>> Begin
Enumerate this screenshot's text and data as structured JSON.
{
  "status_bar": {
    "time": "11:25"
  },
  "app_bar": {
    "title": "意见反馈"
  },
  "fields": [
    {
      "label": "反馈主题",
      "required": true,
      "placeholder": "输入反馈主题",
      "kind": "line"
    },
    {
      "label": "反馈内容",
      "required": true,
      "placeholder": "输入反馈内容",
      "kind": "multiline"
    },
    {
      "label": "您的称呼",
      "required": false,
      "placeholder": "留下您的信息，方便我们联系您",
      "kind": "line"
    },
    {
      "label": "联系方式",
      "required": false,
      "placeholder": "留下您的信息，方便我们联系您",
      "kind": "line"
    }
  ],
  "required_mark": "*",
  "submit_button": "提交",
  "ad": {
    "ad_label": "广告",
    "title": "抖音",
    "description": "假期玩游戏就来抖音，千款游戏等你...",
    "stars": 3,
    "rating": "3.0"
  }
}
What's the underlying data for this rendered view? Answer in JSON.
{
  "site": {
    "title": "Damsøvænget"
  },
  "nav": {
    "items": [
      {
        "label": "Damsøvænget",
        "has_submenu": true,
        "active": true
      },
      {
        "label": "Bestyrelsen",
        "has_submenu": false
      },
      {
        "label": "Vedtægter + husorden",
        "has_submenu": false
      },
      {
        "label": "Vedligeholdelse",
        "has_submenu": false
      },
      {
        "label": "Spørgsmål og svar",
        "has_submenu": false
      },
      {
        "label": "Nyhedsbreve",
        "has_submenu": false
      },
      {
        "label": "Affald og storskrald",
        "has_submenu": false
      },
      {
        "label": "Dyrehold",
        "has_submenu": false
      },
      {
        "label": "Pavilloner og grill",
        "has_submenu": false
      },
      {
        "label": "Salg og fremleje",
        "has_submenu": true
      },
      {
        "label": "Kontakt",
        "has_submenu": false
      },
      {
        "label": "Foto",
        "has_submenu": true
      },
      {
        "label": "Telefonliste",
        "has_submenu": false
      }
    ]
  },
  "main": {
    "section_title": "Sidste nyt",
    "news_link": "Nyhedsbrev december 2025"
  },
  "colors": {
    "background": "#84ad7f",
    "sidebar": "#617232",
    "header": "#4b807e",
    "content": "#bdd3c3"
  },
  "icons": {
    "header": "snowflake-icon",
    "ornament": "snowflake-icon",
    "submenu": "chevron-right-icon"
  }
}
>> End
- _DIRECTIVE_:
Show every line in the records above that contains the word "data".

- _FULL RESPONSE_:
Enumerate this screenshot's text and data as structured JSON.
What's the underlying data for this rendered view? Answer in JSON.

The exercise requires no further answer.